(Stored items from a collection)
* * * * *

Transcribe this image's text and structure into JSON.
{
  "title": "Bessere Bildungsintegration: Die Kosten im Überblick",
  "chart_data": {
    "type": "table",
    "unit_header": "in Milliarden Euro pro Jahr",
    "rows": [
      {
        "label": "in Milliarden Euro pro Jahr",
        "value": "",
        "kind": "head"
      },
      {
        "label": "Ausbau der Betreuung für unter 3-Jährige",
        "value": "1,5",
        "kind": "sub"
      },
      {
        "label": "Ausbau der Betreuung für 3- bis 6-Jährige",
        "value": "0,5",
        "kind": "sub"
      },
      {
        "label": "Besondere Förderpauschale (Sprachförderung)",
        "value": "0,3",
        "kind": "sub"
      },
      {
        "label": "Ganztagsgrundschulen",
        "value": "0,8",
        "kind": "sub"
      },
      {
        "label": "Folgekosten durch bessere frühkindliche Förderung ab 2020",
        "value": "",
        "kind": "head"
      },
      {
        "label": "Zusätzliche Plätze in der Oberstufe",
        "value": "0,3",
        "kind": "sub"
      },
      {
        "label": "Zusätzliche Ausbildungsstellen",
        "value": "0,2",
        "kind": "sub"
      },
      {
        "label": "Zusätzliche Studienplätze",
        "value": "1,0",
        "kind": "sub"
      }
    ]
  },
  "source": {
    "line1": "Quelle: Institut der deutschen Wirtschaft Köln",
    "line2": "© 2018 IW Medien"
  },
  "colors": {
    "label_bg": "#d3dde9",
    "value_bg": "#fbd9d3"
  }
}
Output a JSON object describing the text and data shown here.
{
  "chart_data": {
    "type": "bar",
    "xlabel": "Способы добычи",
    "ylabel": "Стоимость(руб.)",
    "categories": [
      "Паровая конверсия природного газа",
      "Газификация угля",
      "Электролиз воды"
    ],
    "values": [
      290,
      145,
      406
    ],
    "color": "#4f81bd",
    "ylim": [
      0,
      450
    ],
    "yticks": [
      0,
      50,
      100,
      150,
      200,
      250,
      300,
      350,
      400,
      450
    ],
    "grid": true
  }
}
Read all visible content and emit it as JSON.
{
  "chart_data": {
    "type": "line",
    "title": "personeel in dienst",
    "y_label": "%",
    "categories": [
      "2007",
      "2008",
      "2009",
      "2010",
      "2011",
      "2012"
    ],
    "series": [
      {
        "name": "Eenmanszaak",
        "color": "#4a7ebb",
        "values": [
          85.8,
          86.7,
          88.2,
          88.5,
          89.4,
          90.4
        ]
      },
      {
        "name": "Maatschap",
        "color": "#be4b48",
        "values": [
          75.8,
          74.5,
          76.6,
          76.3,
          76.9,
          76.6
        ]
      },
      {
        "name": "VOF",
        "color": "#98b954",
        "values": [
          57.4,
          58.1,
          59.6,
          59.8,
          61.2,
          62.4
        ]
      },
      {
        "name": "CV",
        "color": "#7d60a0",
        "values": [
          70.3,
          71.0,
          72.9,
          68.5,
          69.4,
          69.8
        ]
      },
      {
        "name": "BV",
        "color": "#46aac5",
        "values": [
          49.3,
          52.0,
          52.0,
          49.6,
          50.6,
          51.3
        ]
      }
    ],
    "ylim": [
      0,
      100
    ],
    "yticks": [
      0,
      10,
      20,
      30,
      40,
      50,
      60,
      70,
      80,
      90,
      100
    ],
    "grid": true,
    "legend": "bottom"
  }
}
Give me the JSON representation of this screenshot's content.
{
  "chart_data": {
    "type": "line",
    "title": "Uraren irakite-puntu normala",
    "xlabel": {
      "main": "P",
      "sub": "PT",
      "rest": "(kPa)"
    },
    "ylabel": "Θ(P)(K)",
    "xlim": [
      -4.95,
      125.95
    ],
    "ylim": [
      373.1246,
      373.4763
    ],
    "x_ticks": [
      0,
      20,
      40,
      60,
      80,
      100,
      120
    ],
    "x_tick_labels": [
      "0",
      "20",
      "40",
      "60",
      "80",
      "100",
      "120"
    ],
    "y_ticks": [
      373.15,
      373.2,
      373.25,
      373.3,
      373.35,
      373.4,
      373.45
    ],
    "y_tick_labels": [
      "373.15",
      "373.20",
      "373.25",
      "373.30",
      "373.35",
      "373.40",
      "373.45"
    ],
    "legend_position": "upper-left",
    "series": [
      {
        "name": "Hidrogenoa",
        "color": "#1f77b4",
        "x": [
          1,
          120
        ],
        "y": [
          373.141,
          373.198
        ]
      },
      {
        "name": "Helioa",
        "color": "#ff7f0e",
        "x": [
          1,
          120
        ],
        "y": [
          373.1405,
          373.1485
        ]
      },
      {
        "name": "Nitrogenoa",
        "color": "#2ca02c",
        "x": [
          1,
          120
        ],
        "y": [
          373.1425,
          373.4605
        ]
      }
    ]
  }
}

* * * * *

EXERCISE GOAL:
From the records above, copy every line that holds the word "name".

FULL OUTPUT:
        "name": "Eenmanszaak",
        "name": "Maatschap",
        "name": "VOF",
        "name": "CV",
        "name": "BV",
        "name": "Hidrogenoa",
        "name": "Helioa",
        "name": "Nitrogenoa",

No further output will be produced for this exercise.